# Dataset records:
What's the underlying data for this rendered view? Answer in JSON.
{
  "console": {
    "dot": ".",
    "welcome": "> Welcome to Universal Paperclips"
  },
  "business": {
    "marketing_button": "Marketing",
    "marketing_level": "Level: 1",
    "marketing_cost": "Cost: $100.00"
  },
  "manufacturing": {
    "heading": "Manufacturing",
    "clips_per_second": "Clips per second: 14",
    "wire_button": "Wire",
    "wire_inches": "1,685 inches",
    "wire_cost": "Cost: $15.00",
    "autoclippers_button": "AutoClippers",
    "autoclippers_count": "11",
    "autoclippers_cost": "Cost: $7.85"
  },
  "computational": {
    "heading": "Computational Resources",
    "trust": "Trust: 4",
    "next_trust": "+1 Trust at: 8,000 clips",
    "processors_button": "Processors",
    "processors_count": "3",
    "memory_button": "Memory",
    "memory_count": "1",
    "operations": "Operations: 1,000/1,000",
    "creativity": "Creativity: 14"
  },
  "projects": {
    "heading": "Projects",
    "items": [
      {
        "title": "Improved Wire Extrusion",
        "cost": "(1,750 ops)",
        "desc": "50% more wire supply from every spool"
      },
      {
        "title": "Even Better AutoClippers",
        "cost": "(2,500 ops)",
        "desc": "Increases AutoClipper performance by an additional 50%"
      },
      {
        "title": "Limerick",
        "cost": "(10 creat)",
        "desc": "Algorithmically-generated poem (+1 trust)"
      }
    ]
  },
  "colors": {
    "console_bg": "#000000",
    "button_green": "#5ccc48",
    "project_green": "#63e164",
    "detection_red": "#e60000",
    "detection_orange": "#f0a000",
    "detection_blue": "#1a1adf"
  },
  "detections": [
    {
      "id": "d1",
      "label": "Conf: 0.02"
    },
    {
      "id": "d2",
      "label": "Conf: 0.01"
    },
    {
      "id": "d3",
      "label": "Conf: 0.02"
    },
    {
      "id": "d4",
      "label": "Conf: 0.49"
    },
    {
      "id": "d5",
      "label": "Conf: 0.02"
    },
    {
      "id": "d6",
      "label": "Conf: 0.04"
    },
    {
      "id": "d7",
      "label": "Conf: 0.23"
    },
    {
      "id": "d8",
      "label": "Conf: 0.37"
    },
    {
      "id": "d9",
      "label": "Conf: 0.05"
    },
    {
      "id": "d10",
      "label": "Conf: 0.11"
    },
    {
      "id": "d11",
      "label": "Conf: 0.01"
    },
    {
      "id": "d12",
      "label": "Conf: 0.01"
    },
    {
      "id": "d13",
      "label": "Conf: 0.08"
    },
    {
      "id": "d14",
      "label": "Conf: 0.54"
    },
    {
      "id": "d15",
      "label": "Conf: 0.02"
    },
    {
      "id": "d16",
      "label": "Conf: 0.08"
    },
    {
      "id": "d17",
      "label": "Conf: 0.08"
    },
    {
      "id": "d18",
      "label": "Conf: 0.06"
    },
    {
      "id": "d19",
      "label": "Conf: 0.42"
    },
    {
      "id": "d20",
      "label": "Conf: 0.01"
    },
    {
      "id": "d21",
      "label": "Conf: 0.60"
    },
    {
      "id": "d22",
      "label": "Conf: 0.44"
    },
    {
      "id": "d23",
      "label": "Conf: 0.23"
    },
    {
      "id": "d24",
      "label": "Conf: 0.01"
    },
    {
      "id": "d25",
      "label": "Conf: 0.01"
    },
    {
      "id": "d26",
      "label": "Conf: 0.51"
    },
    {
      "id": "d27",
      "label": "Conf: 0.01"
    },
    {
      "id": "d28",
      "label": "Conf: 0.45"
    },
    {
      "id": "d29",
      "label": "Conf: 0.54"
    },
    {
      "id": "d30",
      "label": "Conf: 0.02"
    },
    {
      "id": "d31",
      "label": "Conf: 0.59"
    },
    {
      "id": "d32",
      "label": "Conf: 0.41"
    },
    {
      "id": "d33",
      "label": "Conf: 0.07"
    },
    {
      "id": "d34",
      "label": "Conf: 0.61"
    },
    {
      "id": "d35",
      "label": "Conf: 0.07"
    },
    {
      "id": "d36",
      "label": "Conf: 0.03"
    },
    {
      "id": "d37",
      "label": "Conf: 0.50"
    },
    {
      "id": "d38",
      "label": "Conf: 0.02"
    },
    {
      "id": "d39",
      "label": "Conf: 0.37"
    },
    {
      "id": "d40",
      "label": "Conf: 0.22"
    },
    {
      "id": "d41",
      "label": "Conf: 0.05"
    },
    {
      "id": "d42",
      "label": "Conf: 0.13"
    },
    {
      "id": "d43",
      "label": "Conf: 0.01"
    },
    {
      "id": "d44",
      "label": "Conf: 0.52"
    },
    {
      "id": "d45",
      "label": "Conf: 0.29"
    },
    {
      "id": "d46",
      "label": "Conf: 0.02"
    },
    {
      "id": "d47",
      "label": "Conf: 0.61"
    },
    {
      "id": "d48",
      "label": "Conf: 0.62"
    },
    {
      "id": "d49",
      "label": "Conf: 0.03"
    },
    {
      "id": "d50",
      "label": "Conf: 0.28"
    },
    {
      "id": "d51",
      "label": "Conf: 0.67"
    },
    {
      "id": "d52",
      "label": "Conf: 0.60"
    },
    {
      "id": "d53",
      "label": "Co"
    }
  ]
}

# Aim of the exercise:
Your task is to extract all of the records exactly.

# Exercise answer:
What's the underlying data for this rendered view? Answer in JSON.
{
  "console": {
    "dot": ".",
    "welcome": "> Welcome to Universal Paperclips"
  },
  "business": {
    "marketing_button": "Marketing",
    "marketing_level": "Level: 1",
    "marketing_cost": "Cost: $100.00"
  },
  "manufacturing": {
    "heading": "Manufacturing",
    "clips_per_second": "Clips per second: 14",
    "wire_button": "Wire",
    "wire_inches": "1,685 inches",
    "wire_cost": "Cost: $15.00",
    "autoclippers_button": "AutoClippers",
    "autoclippers_count": "11",
    "autoclippers_cost": "Cost: $7.85"
  },
  "computational": {
    "heading": "Computational Resources",
    "trust": "Trust: 4",
    "next_trust": "+1 Trust at: 8,000 clips",
    "processors_button": "Processors",
    "processors_count": "3",
    "memory_button": "Memory",
    "memory_count": "1",
    "operations": "Operations: 1,000/1,000",
    "creativity": "Creativity: 14"
  },
  "projects": {
    "heading": "Projects",
    "items": [
      {
        "title": "Improved Wire Extrusion",
        "cost": "(1,750 ops)",
        "desc": "50% more wire supply from every spool"
      },
      {
        "title": "Even Better AutoClippers",
        "cost": "(2,500 ops)",
        "desc": "Increases AutoClipper performance by an additional 50%"
      },
      {
        "title": "Limerick",
        "cost": "(10 creat)",
        "desc": "Algorithmically-generated poem (+1 trust)"
      }
    ]
  },
  "colors": {
    "console_bg": "#000000",
    "button_green": "#5ccc48",
    "project_green": "#63e164",
    "detection_red": "#e60000",
    "detection_orange": "#f0a000",
    "detection_blue": "#1a1adf"
  },
  "detections": [
    {
      "id": "d1",
      "label": "Conf: 0.02"
    },
    {
      "id": "d2",
      "label": "Conf: 0.01"
    },
    {
      "id": "d3",
      "label": "Conf: 0.02"
    },
    {
      "id": "d4",
      "label": "Conf: 0.49"
    },
    {
      "id": "d5",
      "label": "Conf: 0.02"
    },
    {
      "id": "d6",
      "label": "Conf: 0.04"
    },
    {
      "id": "d7",
      "label": "Conf: 0.23"
    },
    {
      "id": "d8",
      "label": "Conf: 0.37"
    },
    {
      "id": "d9",
      "label": "Conf: 0.05"
    },
    {
      "id": "d10",
      "label": "Conf: 0.11"
    },
    {
      "id": "d11",
      "label": "Conf: 0.01"
    },
    {
      "id": "d12",
      "label": "Conf: 0.01"
    },
    {
      "id": "d13",
      "label": "Conf: 0.08"
    },
    {
      "id": "d14",
      "label": "Conf: 0.54"
    },
    {
      "id": "d15",
      "label": "Conf: 0.02"
    },
    {
      "id": "d16",
      "label": "Conf: 0.08"
    },
    {
      "id": "d17",
      "label": "Conf: 0.08"
    },
    {
      "id": "d18",
      "label": "Conf: 0.06"
    },
    {
      "id": "d19",
      "label": "Conf: 0.42"
    },
    {
      "id": "d20",
      "label": "Conf: 0.01"
    },
    {
      "id": "d21",
      "label": "Conf: 0.60"
    },
    {
      "id": "d22",
      "label": "Conf: 0.44"
    },
    {
      "id": "d23",
      "label": "Conf: 0.23"
    },
    {
      "id": "d24",
      "label": "Conf: 0.01"
    },
    {
      "id": "d25",
      "label": "Conf: 0.01"
    },
    {
      "id": "d26",
      "label": "Conf: 0.51"
    },
    {
      "id": "d27",
      "label": "Conf: 0.01"
    },
    {
      "id": "d28",
      "label": "Conf: 0.45"
    },
    {
      "id": "d29",
      "label": "Conf: 0.54"
    },
    {
      "id": "d30",
      "label": "Conf: 0.02"
    },
    {
      "id": "d31",
      "label": "Conf: 0.59"
    },
    {
      "id": "d32",
      "label": "Conf: 0.41"
    },
    {
      "id": "d33",
      "label": "Conf: 0.07"
    },
    {
      "id": "d34",
      "label": "Conf: 0.61"
    },
    {
      "id": "d35",
      "label": "Conf: 0.07"
    },
    {
      "id": "d36",
      "label": "Conf: 0.03"
    },
    {
      "id": "d37",
      "label": "Conf: 0.50"
    },
    {
      "id": "d38",
      "label": "Conf: 0.02"
    },
    {
      "id": "d39",
      "label": "Conf: 0.37"
    },
    {
      "id": "d40",
      "label": "Conf: 0.22"
    },
    {
      "id": "d41",
      "label": "Conf: 0.05"
    },
    {
      "id": "d42",
      "label": "Conf: 0.13"
    },
    {
      "id": "d43",
      "label": "Conf: 0.01"
    },
    {
      "id": "d44",
      "label": "Conf: 0.52"
    },
    {
      "id": "d45",
      "label": "Conf: 0.29"
    },
    {
      "id": "d46",
      "label": "Conf: 0.02"
    },
    {
      "id": "d47",
      "label": "Conf: 0.61"
    },
    {
      "id": "d48",
      "label": "Conf: 0.62"
    },
    {
      "id": "d49",
      "label": "Conf: 0.03"
    },
    {
      "id": "d50",
      "label": "Conf: 0.28"
    },
    {
      "id": "d51",
      "label": "Conf: 0.67"
    },
    {
      "id": "d52",
      "label": "Conf: 0.60"
    },
    {
      "id": "d53",
      "label": "Co"
    }
  ]
}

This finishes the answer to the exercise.